Task prompt: Copy out each line featuring the string "programs" from the entries beneath.

Records provided:
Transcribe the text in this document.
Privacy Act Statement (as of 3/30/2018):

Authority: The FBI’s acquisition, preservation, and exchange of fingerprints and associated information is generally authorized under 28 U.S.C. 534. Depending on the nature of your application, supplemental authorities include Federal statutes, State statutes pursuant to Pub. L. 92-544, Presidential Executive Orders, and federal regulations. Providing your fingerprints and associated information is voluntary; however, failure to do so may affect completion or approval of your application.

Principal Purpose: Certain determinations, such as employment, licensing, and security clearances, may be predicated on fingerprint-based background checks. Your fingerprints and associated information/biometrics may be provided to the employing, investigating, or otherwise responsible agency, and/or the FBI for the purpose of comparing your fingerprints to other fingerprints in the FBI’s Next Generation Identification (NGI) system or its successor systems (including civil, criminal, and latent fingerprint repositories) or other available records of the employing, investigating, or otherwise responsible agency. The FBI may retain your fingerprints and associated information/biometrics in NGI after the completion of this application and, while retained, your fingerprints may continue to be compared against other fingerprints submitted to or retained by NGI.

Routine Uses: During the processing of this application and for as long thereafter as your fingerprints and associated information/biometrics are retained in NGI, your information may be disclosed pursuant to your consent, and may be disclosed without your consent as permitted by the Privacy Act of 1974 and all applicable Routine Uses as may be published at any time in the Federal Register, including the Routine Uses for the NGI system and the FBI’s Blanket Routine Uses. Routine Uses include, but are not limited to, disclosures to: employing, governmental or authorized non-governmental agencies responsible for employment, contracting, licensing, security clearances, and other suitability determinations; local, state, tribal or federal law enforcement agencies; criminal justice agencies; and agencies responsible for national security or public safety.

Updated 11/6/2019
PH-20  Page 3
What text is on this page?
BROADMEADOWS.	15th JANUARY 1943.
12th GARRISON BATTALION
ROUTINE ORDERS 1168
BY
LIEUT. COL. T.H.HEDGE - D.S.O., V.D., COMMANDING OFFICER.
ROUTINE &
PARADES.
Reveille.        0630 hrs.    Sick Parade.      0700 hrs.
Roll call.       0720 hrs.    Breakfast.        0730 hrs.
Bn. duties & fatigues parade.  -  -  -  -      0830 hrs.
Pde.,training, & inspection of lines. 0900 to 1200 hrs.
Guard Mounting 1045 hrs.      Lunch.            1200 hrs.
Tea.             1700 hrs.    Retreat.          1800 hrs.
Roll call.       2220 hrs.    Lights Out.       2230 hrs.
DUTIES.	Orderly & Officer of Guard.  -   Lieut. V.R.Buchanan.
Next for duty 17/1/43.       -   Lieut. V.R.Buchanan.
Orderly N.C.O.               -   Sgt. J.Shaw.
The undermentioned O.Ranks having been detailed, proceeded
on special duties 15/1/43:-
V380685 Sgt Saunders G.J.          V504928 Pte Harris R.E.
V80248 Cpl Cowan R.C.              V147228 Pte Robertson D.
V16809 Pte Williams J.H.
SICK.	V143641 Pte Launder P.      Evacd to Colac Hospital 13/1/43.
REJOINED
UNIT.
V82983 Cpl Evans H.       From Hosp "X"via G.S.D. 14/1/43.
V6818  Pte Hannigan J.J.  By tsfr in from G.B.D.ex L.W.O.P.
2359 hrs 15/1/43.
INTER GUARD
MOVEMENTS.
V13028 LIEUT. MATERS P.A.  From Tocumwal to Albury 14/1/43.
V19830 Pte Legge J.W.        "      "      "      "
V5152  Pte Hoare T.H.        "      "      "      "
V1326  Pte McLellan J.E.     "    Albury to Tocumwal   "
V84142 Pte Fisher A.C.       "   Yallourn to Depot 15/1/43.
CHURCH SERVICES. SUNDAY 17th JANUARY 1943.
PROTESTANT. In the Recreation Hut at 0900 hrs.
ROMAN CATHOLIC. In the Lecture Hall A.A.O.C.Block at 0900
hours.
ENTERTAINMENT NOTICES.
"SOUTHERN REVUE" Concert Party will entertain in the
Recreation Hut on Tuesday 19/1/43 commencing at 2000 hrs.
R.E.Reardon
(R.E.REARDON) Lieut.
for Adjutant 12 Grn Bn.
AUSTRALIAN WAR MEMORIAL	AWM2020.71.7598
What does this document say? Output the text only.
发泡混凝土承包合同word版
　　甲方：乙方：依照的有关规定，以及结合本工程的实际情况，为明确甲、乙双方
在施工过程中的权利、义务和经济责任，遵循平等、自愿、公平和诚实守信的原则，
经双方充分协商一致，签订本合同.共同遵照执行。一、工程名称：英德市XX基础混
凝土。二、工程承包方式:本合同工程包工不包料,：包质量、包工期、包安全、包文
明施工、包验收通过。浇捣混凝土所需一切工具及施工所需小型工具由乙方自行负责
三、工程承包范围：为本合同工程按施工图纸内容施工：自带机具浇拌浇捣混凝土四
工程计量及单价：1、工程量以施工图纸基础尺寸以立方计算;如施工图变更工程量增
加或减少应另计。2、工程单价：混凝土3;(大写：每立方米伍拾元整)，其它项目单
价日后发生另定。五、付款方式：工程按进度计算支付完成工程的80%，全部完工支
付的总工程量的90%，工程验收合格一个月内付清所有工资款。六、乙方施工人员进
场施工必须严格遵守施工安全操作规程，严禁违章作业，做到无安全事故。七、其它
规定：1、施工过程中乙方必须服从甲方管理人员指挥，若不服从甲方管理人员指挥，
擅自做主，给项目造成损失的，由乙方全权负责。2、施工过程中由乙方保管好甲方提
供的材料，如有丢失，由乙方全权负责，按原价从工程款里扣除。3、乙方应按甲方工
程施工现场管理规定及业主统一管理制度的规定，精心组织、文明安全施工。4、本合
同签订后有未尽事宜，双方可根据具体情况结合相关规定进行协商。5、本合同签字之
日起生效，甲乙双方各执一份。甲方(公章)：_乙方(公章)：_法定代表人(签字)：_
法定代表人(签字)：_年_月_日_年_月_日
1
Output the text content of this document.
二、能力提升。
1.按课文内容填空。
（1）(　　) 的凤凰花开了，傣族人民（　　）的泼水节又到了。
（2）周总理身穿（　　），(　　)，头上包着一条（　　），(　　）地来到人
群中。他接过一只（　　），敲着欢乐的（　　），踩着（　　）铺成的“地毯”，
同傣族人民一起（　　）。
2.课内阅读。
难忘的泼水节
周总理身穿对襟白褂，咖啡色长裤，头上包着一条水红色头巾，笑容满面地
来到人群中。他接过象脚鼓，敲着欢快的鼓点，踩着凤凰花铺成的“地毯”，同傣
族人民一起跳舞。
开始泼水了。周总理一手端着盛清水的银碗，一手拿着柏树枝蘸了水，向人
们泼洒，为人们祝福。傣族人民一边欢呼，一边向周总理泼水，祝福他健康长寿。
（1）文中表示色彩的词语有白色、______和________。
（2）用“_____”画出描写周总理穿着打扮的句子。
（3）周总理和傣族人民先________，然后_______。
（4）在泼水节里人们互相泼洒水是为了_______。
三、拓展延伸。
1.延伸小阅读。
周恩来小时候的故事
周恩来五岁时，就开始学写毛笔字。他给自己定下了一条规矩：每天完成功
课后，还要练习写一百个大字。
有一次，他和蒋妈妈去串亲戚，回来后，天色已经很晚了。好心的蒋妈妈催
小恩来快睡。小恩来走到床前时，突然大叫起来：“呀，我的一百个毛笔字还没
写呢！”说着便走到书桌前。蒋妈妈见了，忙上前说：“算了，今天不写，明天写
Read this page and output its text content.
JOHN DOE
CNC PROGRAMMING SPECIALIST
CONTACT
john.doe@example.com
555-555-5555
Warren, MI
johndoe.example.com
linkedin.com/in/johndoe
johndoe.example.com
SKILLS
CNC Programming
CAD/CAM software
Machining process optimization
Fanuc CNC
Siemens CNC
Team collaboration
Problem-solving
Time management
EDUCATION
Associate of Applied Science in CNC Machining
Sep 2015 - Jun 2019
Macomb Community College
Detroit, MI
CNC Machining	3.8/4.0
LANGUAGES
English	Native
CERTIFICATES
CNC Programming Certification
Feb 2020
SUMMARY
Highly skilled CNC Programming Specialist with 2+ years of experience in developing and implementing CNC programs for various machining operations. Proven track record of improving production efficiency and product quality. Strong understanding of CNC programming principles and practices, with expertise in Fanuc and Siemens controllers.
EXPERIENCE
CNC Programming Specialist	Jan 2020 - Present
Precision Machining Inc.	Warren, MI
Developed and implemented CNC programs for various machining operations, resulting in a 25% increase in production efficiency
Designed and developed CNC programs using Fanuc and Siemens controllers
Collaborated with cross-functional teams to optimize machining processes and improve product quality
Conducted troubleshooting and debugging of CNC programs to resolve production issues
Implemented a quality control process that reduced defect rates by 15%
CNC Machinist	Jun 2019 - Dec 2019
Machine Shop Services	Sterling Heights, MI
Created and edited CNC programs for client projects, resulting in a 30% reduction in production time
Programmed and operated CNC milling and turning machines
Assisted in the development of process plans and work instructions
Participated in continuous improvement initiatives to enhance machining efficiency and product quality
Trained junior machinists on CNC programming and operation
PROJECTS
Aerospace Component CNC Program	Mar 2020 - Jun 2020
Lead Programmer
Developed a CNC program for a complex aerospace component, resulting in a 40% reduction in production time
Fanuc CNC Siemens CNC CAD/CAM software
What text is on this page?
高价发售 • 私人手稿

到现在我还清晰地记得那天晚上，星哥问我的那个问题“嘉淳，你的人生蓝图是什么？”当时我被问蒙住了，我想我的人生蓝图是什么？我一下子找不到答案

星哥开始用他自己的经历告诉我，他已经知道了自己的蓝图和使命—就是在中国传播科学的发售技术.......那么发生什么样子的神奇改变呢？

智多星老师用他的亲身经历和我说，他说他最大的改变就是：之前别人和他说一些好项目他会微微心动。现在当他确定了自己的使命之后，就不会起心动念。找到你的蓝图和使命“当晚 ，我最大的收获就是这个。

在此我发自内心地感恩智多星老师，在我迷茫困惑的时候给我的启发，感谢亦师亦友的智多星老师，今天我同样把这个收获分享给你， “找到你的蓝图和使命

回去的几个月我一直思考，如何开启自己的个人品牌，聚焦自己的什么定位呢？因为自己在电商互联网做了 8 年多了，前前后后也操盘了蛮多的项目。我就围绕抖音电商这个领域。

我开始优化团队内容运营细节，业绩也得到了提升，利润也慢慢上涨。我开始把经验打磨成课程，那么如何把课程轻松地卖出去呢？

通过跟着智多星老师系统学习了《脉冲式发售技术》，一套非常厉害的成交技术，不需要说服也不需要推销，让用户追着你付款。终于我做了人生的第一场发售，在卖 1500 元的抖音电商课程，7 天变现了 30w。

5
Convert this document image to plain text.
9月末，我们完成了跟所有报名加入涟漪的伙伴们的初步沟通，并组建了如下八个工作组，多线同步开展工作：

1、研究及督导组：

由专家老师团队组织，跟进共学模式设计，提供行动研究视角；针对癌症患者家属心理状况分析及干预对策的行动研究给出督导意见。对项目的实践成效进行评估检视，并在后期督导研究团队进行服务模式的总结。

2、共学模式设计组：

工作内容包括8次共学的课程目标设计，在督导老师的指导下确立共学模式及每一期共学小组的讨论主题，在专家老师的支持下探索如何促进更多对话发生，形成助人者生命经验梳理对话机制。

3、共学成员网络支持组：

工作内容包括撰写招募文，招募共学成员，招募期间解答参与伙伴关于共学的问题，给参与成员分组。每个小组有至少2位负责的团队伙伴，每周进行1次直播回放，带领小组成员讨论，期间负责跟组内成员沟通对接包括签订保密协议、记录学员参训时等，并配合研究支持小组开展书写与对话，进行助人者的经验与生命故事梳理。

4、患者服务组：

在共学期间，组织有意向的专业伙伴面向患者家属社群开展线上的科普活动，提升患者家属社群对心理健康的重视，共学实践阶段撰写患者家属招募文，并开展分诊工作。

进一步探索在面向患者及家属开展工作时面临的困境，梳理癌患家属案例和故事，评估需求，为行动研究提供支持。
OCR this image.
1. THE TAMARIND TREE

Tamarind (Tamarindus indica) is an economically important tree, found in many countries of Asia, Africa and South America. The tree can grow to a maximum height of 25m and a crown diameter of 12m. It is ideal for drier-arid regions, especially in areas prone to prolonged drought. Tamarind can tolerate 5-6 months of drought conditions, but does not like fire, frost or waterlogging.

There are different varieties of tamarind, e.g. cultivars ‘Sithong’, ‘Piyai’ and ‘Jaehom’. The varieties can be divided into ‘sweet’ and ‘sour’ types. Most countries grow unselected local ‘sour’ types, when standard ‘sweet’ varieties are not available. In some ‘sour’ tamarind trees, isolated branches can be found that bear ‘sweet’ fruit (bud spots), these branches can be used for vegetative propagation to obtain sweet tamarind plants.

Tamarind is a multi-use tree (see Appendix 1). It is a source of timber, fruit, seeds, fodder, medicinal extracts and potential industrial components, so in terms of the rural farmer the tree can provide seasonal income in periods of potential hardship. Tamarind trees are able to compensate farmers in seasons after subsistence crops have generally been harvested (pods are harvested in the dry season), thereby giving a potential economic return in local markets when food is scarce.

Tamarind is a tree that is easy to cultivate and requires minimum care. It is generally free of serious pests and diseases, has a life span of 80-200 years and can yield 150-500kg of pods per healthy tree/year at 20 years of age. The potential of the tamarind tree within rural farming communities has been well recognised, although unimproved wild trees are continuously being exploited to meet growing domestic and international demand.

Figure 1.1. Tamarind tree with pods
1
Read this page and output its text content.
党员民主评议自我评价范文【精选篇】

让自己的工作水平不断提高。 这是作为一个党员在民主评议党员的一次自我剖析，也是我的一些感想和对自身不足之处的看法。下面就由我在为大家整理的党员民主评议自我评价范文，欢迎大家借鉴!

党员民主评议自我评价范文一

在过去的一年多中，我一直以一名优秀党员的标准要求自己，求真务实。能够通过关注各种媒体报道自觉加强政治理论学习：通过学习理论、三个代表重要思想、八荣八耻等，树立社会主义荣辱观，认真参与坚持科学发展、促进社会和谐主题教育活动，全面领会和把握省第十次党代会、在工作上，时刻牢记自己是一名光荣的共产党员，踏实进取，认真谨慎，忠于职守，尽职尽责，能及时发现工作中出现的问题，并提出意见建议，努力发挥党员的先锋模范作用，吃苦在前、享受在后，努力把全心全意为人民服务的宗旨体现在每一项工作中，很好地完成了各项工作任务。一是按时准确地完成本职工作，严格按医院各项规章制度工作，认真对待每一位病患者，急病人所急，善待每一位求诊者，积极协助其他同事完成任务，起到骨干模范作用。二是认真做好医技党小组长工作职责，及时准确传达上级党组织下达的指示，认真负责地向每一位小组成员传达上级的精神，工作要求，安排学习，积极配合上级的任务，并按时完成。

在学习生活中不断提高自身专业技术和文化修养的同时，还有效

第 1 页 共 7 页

Result of this exercise:
Highly skilled CNC Programming Specialist with 2+ years of experience in developing and implementing CNC programs for various machining operations. Proven track record of improving production efficiency and product quality. Strong understanding of CNC programming principles and practices, with expertise in Fanuc and Siemens controllers.
Developed and implemented CNC programs for various machining operations, resulting in a 25% increase in production efficiency
Designed and developed CNC programs using Fanuc and Siemens controllers
Conducted troubleshooting and debugging of CNC programs to resolve production issues
Created and edited CNC programs for client projects, resulting in a 30% reduction in production time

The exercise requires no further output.